## start Provided records

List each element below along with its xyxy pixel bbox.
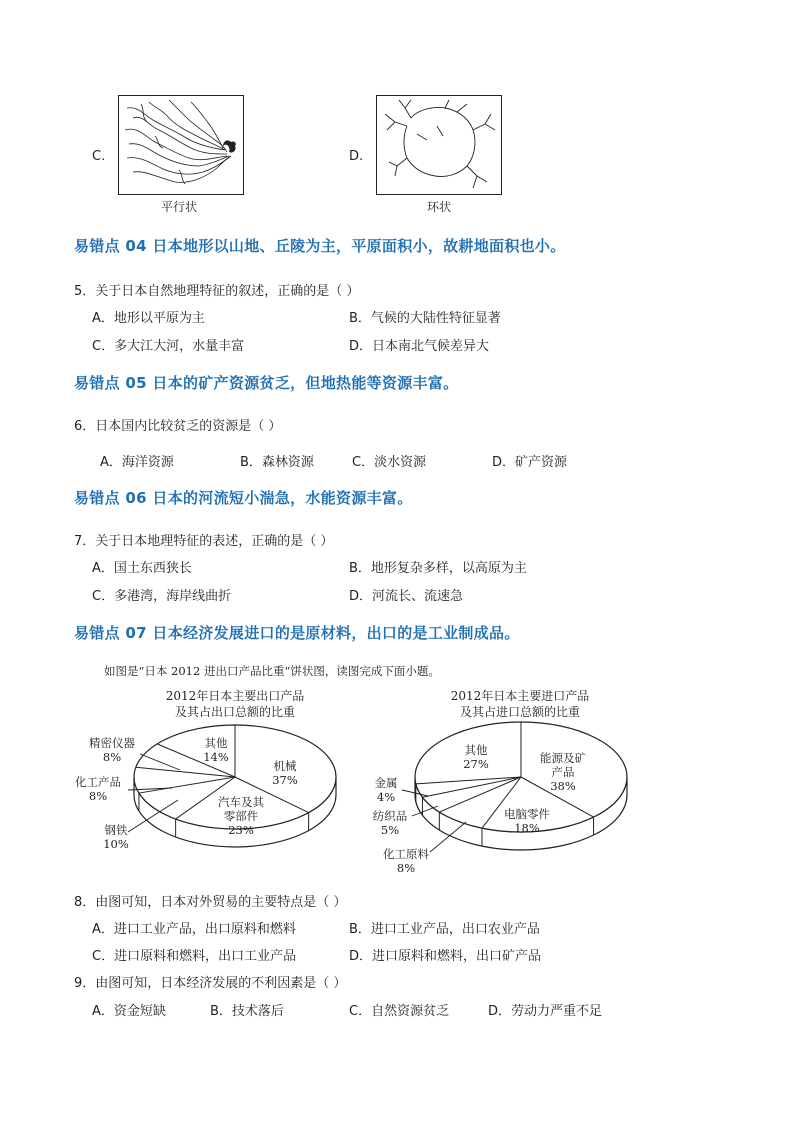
question-6: 6．日本国内比较贫乏的资源是（ ） <box>74 419 282 434</box>
section-heading-04: 易错点 04 日本地形以山地、丘陵为主，平原面积小，故耕地面积也小。 <box>74 237 566 255</box>
export-chart-title-line2: 及其占出口总额的比重 <box>174 705 295 719</box>
pie-0-slice-label-1: 汽车及其 <box>218 795 264 809</box>
q6-option-c[interactable]: C．淡水资源 <box>352 455 427 470</box>
q7-option-d[interactable]: D．河流长、流速急 <box>349 589 464 604</box>
pie-0-slice-label-4: 精密仪器 <box>89 736 135 750</box>
q6-option-d[interactable]: D．矿产资源 <box>492 455 568 470</box>
pie-0-slice-value-5: 14% <box>203 750 229 764</box>
q7-option-a[interactable]: A．国土东西狭长 <box>92 561 192 576</box>
pie-0-slice-value-4: 8% <box>102 750 122 764</box>
chart-intro: 如图是“日本 2012 进出口产品比重”饼状图，读图完成下面小题。 <box>104 664 440 678</box>
question-8: 8．由图可知，日本对外贸易的主要特点是（ ） <box>74 895 347 910</box>
q5-option-b[interactable]: B．气候的大陆性特征显著 <box>349 311 501 326</box>
pie-1-slice-value-1: 18% <box>514 821 540 835</box>
q9-option-a[interactable]: A．资金短缺 <box>92 1004 166 1019</box>
pie-0-slice-value-1: 23% <box>228 823 254 837</box>
q6-option-a[interactable]: A．海洋资源 <box>100 455 174 470</box>
pie-1-slice-value-0: 38% <box>550 779 576 793</box>
pie-1-slice-label-0: 能源及矿 <box>540 751 586 765</box>
q8-option-a[interactable]: A．进口工业产品，出口原料和燃料 <box>92 922 296 937</box>
q6-option-b[interactable]: B．森林资源 <box>240 455 314 470</box>
option-c-letter: C. <box>92 149 106 164</box>
section-heading-05: 易错点 05 日本的矿产资源贫乏，但地热能等资源丰富。 <box>74 374 459 392</box>
question-9: 9．由图可知，日本经济发展的不利因素是（ ） <box>74 976 347 991</box>
pie-1-slice-value-5: 27% <box>463 757 489 771</box>
pie-1-slice-label-5: 其他 <box>464 743 488 757</box>
q8-option-b[interactable]: B．进口工业产品，出口农业产品 <box>349 922 540 937</box>
q9-option-d[interactable]: D．劳动力严重不足 <box>488 1004 603 1019</box>
q8-option-d[interactable]: D．进口原料和燃料，出口矿产品 <box>349 949 542 964</box>
pie-0-slice-label-5: 其他 <box>204 736 228 750</box>
q8-option-c[interactable]: C．进口原料和燃料，出口工业产品 <box>92 949 297 964</box>
q7-option-c[interactable]: C．多港湾，海岸线曲折 <box>92 589 232 604</box>
option-d-letter: D. <box>349 149 364 164</box>
q5-option-c[interactable]: C．多大江大河，水量丰富 <box>92 339 245 354</box>
question-5: 5．关于日本自然地理特征的叙述，正确的是（ ） <box>74 284 360 299</box>
question-7: 7．关于日本地理特征的表述，正确的是（ ） <box>74 534 334 549</box>
export-chart-title-line1: 2012年日本主要出口产品 <box>165 689 305 703</box>
pie-0-slice-value-2: 10% <box>103 837 129 851</box>
pie-1-slice-label-0: 产品 <box>551 765 575 779</box>
q5-option-d[interactable]: D．日本南北气候差异大 <box>349 339 490 354</box>
section-heading-07: 易错点 07 日本经济发展进口的是原材料，出口的是工业制成品。 <box>74 624 520 642</box>
pie-1-slice-label-4: 金属 <box>374 776 398 790</box>
pie-0-slice-label-2: 钢铁 <box>104 823 128 837</box>
parallel-caption: 平行状 <box>161 200 198 214</box>
annular-caption: 环状 <box>427 200 452 214</box>
pie-0-slice-value-3: 8% <box>88 789 108 803</box>
q7-option-b[interactable]: B．地形复杂多样，以高原为主 <box>349 561 527 576</box>
q5-option-a[interactable]: A．地形以平原为主 <box>92 311 205 326</box>
section-heading-06: 易错点 06 日本的河流短小湍急，水能资源丰富。 <box>74 489 413 507</box>
pie-0-slice-label-3: 化工产品 <box>75 775 121 789</box>
pie-1-slice-value-2: 8% <box>396 861 416 875</box>
import-chart-title-line1: 2012年日本主要进口产品 <box>450 689 590 703</box>
pie-0-slice-label-0: 机械 <box>273 759 297 773</box>
q9-option-c[interactable]: C．自然资源贫乏 <box>349 1004 450 1019</box>
pie-1-slice-value-4: 4% <box>376 790 396 804</box>
import-chart-title-line2: 及其占进口总额的比重 <box>459 705 580 719</box>
pie-1-slice-label-1: 电脑零件 <box>504 807 550 821</box>
pie-1-slice-label-2: 化工原料 <box>383 847 429 861</box>
pie-1-slice-value-3: 5% <box>380 823 400 837</box>
pie-0-slice-value-0: 37% <box>272 773 298 787</box>
pie-1-slice-label-3: 纺织品 <box>372 809 408 823</box>
q9-option-b[interactable]: B．技术落后 <box>210 1004 284 1019</box>
pie-0-slice-label-1: 零部件 <box>223 809 259 823</box>
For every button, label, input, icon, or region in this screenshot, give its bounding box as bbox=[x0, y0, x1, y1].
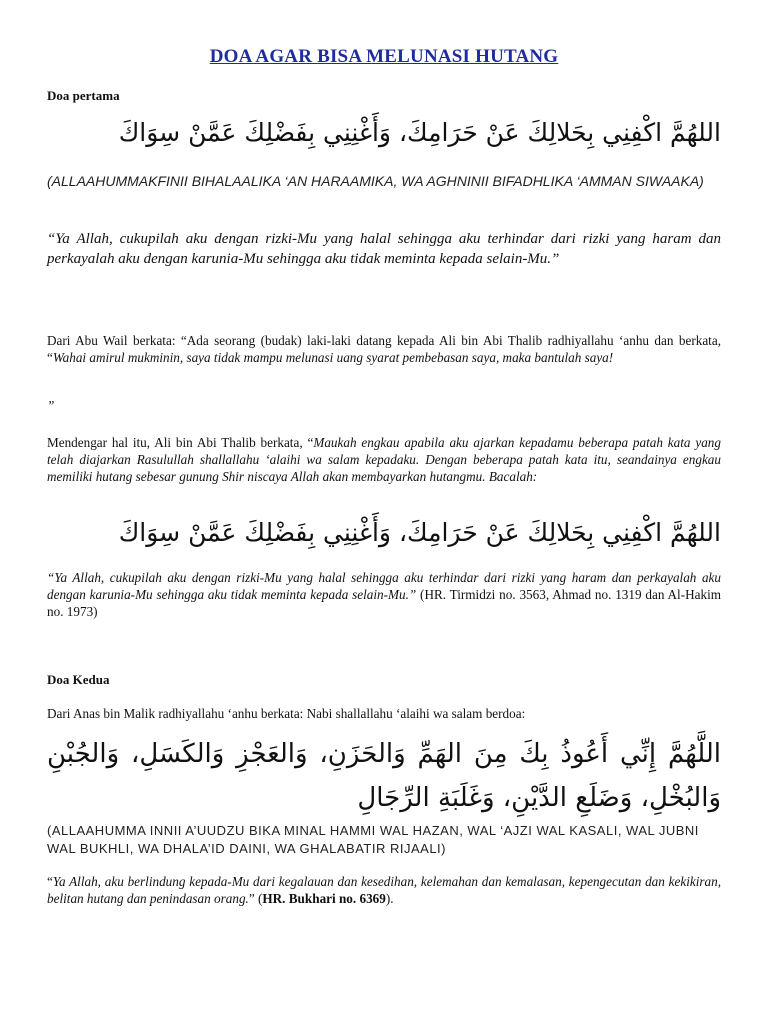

## end Provided records

> [Stated problem]: Can you reproduce all of the entries above line for line, without changing a character and without the pictures?

> [Written response]:
List each element below along with its xyxy pixel bbox.
question-6: 6．日本国内比较贫乏的资源是（ ） <box>74 419 282 434</box>
section-heading-04: 易错点 04 日本地形以山地、丘陵为主，平原面积小，故耕地面积也小。 <box>74 237 566 255</box>
export-chart-title-line2: 及其占出口总额的比重 <box>174 705 295 719</box>
pie-0-slice-label-1: 汽车及其 <box>218 795 264 809</box>
q6-option-c[interactable]: C．淡水资源 <box>352 455 427 470</box>
q7-option-d[interactable]: D．河流长、流速急 <box>349 589 464 604</box>
pie-0-slice-label-4: 精密仪器 <box>89 736 135 750</box>
q6-option-d[interactable]: D．矿产资源 <box>492 455 568 470</box>
pie-0-slice-value-5: 14% <box>203 750 229 764</box>
q7-option-a[interactable]: A．国土东西狭长 <box>92 561 192 576</box>
pie-0-slice-value-4: 8% <box>102 750 122 764</box>
chart-intro: 如图是“日本 2012 进出口产品比重”饼状图，读图完成下面小题。 <box>104 664 440 678</box>
question-8: 8．由图可知，日本对外贸易的主要特点是（ ） <box>74 895 347 910</box>
q5-option-b[interactable]: B．气候的大陆性特征显著 <box>349 311 501 326</box>
pie-1-slice-value-1: 18% <box>514 821 540 835</box>
q9-option-a[interactable]: A．资金短缺 <box>92 1004 166 1019</box>
pie-0-slice-value-1: 23% <box>228 823 254 837</box>
q6-option-a[interactable]: A．海洋资源 <box>100 455 174 470</box>
pie-1-slice-value-0: 38% <box>550 779 576 793</box>
pie-1-slice-label-0: 能源及矿 <box>540 751 586 765</box>
q8-option-a[interactable]: A．进口工业产品，出口原料和燃料 <box>92 922 296 937</box>
q6-option-b[interactable]: B．森林资源 <box>240 455 314 470</box>
option-c-letter: C. <box>92 149 106 164</box>
section-heading-05: 易错点 05 日本的矿产资源贫乏，但地热能等资源丰富。 <box>74 374 459 392</box>
question-9: 9．由图可知，日本经济发展的不利因素是（ ） <box>74 976 347 991</box>
pie-1-slice-value-5: 27% <box>463 757 489 771</box>
pie-1-slice-label-5: 其他 <box>464 743 488 757</box>
q8-option-b[interactable]: B．进口工业产品，出口农业产品 <box>349 922 540 937</box>
q9-option-d[interactable]: D．劳动力严重不足 <box>488 1004 603 1019</box>
q8-option-d[interactable]: D．进口原料和燃料，出口矿产品 <box>349 949 542 964</box>
pie-0-slice-label-5: 其他 <box>204 736 228 750</box>
q8-option-c[interactable]: C．进口原料和燃料，出口工业产品 <box>92 949 297 964</box>
q7-option-c[interactable]: C．多港湾，海岸线曲折 <box>92 589 232 604</box>
option-d-letter: D. <box>349 149 364 164</box>
q5-option-c[interactable]: C．多大江大河，水量丰富 <box>92 339 245 354</box>
question-5: 5．关于日本自然地理特征的叙述，正确的是（ ） <box>74 284 360 299</box>
question-7: 7．关于日本地理特征的表述，正确的是（ ） <box>74 534 334 549</box>
export-chart-title-line1: 2012年日本主要出口产品 <box>165 689 305 703</box>
pie-0-slice-value-2: 10% <box>103 837 129 851</box>
pie-1-slice-label-0: 产品 <box>551 765 575 779</box>
q5-option-d[interactable]: D．日本南北气候差异大 <box>349 339 490 354</box>
section-heading-07: 易错点 07 日本经济发展进口的是原材料，出口的是工业制成品。 <box>74 624 520 642</box>
pie-1-slice-label-4: 金属 <box>374 776 398 790</box>
pie-0-slice-label-2: 钢铁 <box>104 823 128 837</box>
parallel-caption: 平行状 <box>161 200 198 214</box>
annular-caption: 环状 <box>427 200 452 214</box>
pie-0-slice-value-3: 8% <box>88 789 108 803</box>
q7-option-b[interactable]: B．地形复杂多样，以高原为主 <box>349 561 527 576</box>
q5-option-a[interactable]: A．地形以平原为主 <box>92 311 205 326</box>
section-heading-06: 易错点 06 日本的河流短小湍急，水能资源丰富。 <box>74 489 413 507</box>
pie-0-slice-label-3: 化工产品 <box>75 775 121 789</box>
pie-1-slice-value-2: 8% <box>396 861 416 875</box>
import-chart-title-line1: 2012年日本主要进口产品 <box>450 689 590 703</box>
pie-0-slice-label-0: 机械 <box>273 759 297 773</box>
q9-option-c[interactable]: C．自然资源贫乏 <box>349 1004 450 1019</box>
pie-1-slice-value-4: 4% <box>376 790 396 804</box>
import-chart-title-line2: 及其占进口总额的比重 <box>459 705 580 719</box>
pie-1-slice-label-1: 电脑零件 <box>504 807 550 821</box>
pie-1-slice-label-2: 化工原料 <box>383 847 429 861</box>
pie-1-slice-value-3: 5% <box>380 823 400 837</box>
pie-0-slice-value-0: 37% <box>272 773 298 787</box>
pie-1-slice-label-3: 纺织品 <box>372 809 408 823</box>
q9-option-b[interactable]: B．技术落后 <box>210 1004 284 1019</box>
pie-0-slice-label-1: 零部件 <box>223 809 259 823</box>
For every button, label, input, icon, or region in this screenshot, give its bounding box as bbox=[x0, y0, x1, y1].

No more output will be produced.